(REQUIREMENTS) Repeat the material verbatim and drop the pictures.

(RECORDED INFORMATION)
^^^^^^^^

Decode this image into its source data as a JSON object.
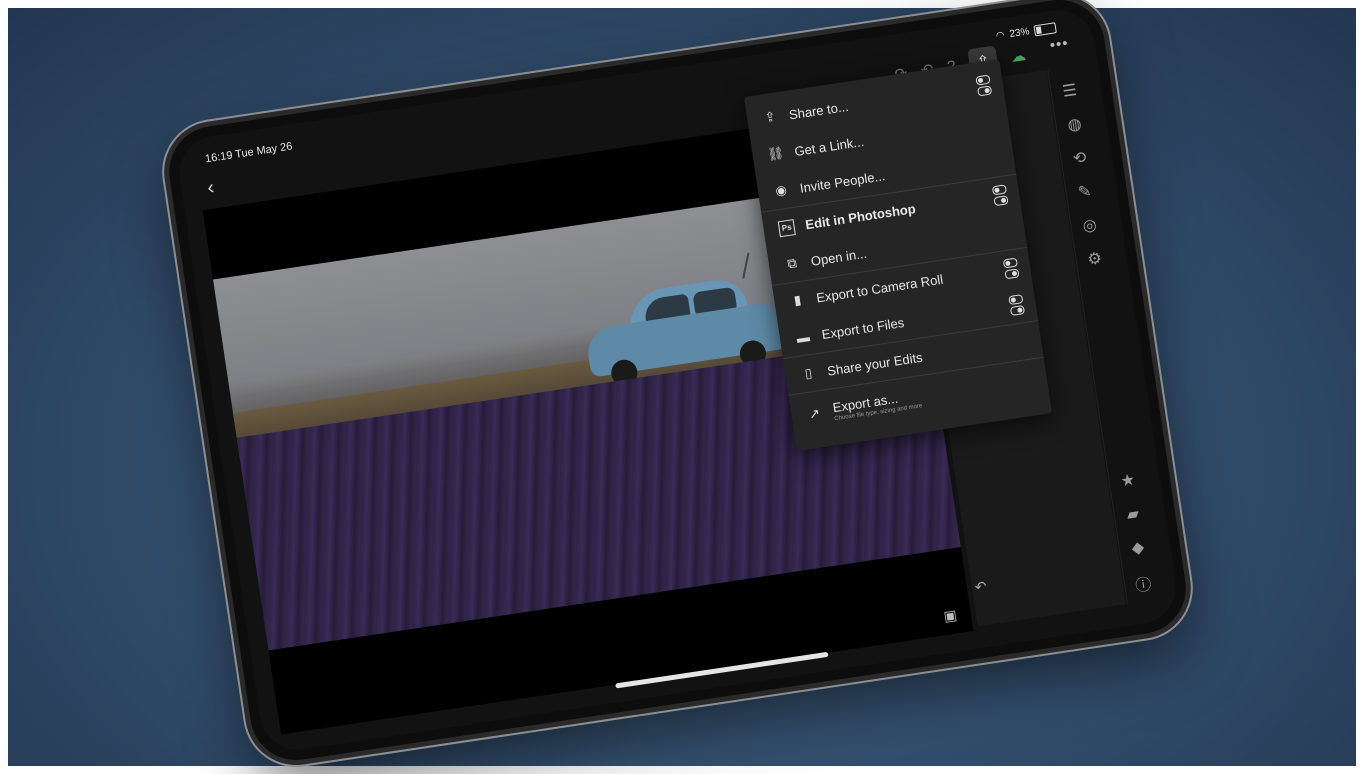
{
  "status": {
    "time": "16:19",
    "date": "Tue May 26",
    "battery": "23%"
  },
  "toolbar": {
    "redo": "↷",
    "undo": "↶",
    "help": "?",
    "share": "⇪",
    "more": "•••"
  },
  "menu": {
    "items": [
      {
        "label": "Share to...",
        "icon": "share-icon",
        "glyph": "⇪"
      },
      {
        "label": "Get a Link...",
        "icon": "link-icon",
        "glyph": "⛓"
      },
      {
        "label": "Invite People...",
        "icon": "invite-people-icon",
        "glyph": "◉"
      },
      {
        "label": "Edit in Photoshop",
        "icon": "photoshop-icon",
        "glyph": "Ps"
      },
      {
        "label": "Open in...",
        "icon": "open-in-icon",
        "glyph": "⧉"
      },
      {
        "label": "Export to Camera Roll",
        "icon": "camera-roll-icon",
        "glyph": "▮"
      },
      {
        "label": "Export to Files",
        "icon": "folder-icon",
        "glyph": "▬"
      },
      {
        "label": "Share your Edits",
        "icon": "share-edits-icon",
        "glyph": "▯"
      },
      {
        "label": "Export as...",
        "sub": "Choose file type, sizing and more",
        "icon": "export-as-icon",
        "glyph": "↗"
      }
    ]
  },
  "rail": [
    "sliders-icon",
    "heal-icon",
    "crop-icon",
    "brush-icon",
    "radial-icon",
    "adjust-icon"
  ],
  "rail_bottom": [
    "star-icon",
    "comment-icon",
    "tag-icon",
    "info-icon"
  ],
  "colors": {
    "background": "#34506f",
    "cloud": "#3fa45a",
    "menu": "#252525"
  }
}
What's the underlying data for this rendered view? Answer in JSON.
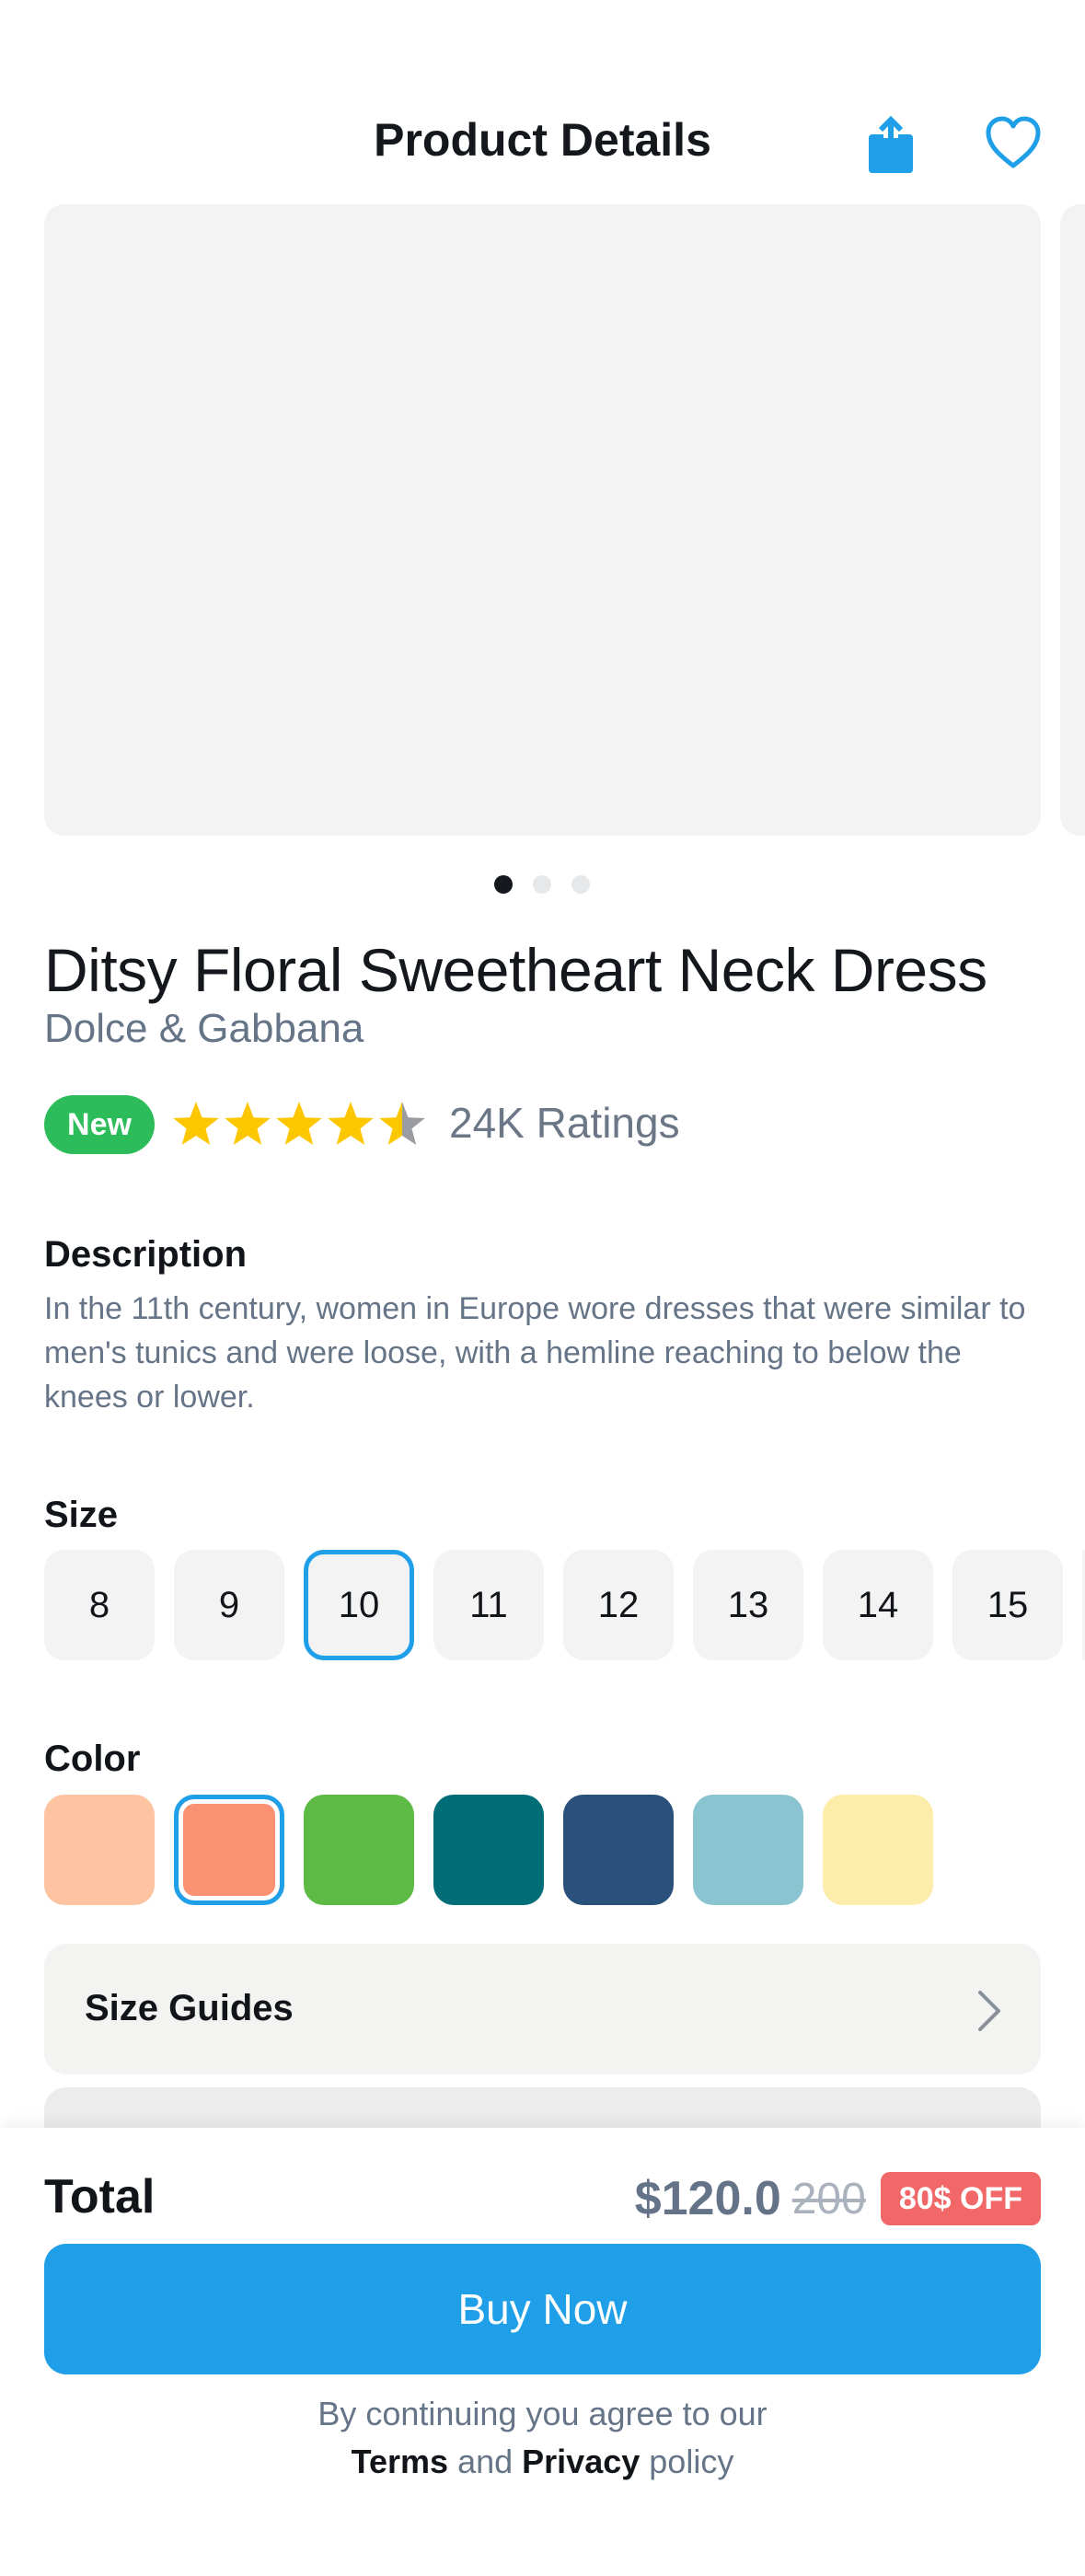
{
  "header": {
    "title": "Product Details",
    "share_icon": "share-icon",
    "favorite_icon": "heart-icon"
  },
  "carousel": {
    "total_slides": 3,
    "active_index": 0
  },
  "product": {
    "title": "Ditsy Floral Sweetheart Neck Dress",
    "brand": "Dolce & Gabbana",
    "badge": "New",
    "rating": 4.5,
    "rating_max": 5,
    "ratings_count": "24K Ratings"
  },
  "description": {
    "label": "Description",
    "text": "In the 11th century, women in Europe wore dresses that were similar to men's tunics and were loose, with a hemline reaching to below the knees or lower."
  },
  "size": {
    "label": "Size",
    "options": [
      "8",
      "9",
      "10",
      "11",
      "12",
      "13",
      "14",
      "15"
    ],
    "selected": "10"
  },
  "color": {
    "label": "Color",
    "options": [
      "#fec3a0",
      "#f99172",
      "#5dba45",
      "#016d77",
      "#29517b",
      "#8ac4d0",
      "#fcedaa"
    ],
    "selected_index": 1
  },
  "size_guides": {
    "label": "Size Guides"
  },
  "checkout": {
    "total_label": "Total",
    "price": "$120.0",
    "original_price": "200",
    "discount": "80$ OFF",
    "buy_label": "Buy Now",
    "consent_line1": "By continuing you agree to our",
    "terms": "Terms",
    "and": "and",
    "privacy": "Privacy",
    "policy": "policy"
  },
  "colors": {
    "accent": "#209fe9",
    "new_badge": "#2cbd5a",
    "star": "#fdc700",
    "discount": "#f26768",
    "muted_text": "#657487"
  }
}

^^^^^^^^

(RESPONSE)
Decode this image into its source data as a JSON object.
{
  "status": {
    "time": "16:19",
    "date": "Tue May 26",
    "battery": "23%"
  },
  "toolbar": {
    "redo": "↷",
    "undo": "↶",
    "help": "?",
    "share": "⇪",
    "more": "•••"
  },
  "menu": {
    "items": [
      {
        "label": "Share to...",
        "icon": "share-icon",
        "glyph": "⇪"
      },
      {
        "label": "Get a Link...",
        "icon": "link-icon",
        "glyph": "⛓"
      },
      {
        "label": "Invite People...",
        "icon": "invite-people-icon",
        "glyph": "◉"
      },
      {
        "label": "Edit in Photoshop",
        "icon": "photoshop-icon",
        "glyph": "Ps"
      },
      {
        "label": "Open in...",
        "icon": "open-in-icon",
        "glyph": "⧉"
      },
      {
        "label": "Export to Camera Roll",
        "icon": "camera-roll-icon",
        "glyph": "▮"
      },
      {
        "label": "Export to Files",
        "icon": "folder-icon",
        "glyph": "▬"
      },
      {
        "label": "Share your Edits",
        "icon": "share-edits-icon",
        "glyph": "▯"
      },
      {
        "label": "Export as...",
        "sub": "Choose file type, sizing and more",
        "icon": "export-as-icon",
        "glyph": "↗"
      }
    ]
  },
  "rail": [
    "sliders-icon",
    "heal-icon",
    "crop-icon",
    "brush-icon",
    "radial-icon",
    "adjust-icon"
  ],
  "rail_bottom": [
    "star-icon",
    "comment-icon",
    "tag-icon",
    "info-icon"
  ],
  "colors": {
    "background": "#34506f",
    "cloud": "#3fa45a",
    "menu": "#252525"
  }
}
What's the underlying data for this rendered view? Answer in JSON.
{
  "header": {
    "title": "Product Details",
    "share_icon": "share-icon",
    "favorite_icon": "heart-icon"
  },
  "carousel": {
    "total_slides": 3,
    "active_index": 0
  },
  "product": {
    "title": "Ditsy Floral Sweetheart Neck Dress",
    "brand": "Dolce & Gabbana",
    "badge": "New",
    "rating": 4.5,
    "rating_max": 5,
    "ratings_count": "24K Ratings"
  },
  "description": {
    "label": "Description",
    "text": "In the 11th century, women in Europe wore dresses that were similar to men's tunics and were loose, with a hemline reaching to below the knees or lower."
  },
  "size": {
    "label": "Size",
    "options": [
      "8",
      "9",
      "10",
      "11",
      "12",
      "13",
      "14",
      "15"
    ],
    "selected": "10"
  },
  "color": {
    "label": "Color",
    "options": [
      "#fec3a0",
      "#f99172",
      "#5dba45",
      "#016d77",
      "#29517b",
      "#8ac4d0",
      "#fcedaa"
    ],
    "selected_index": 1
  },
  "size_guides": {
    "label": "Size Guides"
  },
  "checkout": {
    "total_label": "Total",
    "price": "$120.0",
    "original_price": "200",
    "discount": "80$ OFF",
    "buy_label": "Buy Now",
    "consent_line1": "By continuing you agree to our",
    "terms": "Terms",
    "and": "and",
    "privacy": "Privacy",
    "policy": "policy"
  },
  "colors": {
    "accent": "#209fe9",
    "new_badge": "#2cbd5a",
    "star": "#fdc700",
    "discount": "#f26768",
    "muted_text": "#657487"
  }
}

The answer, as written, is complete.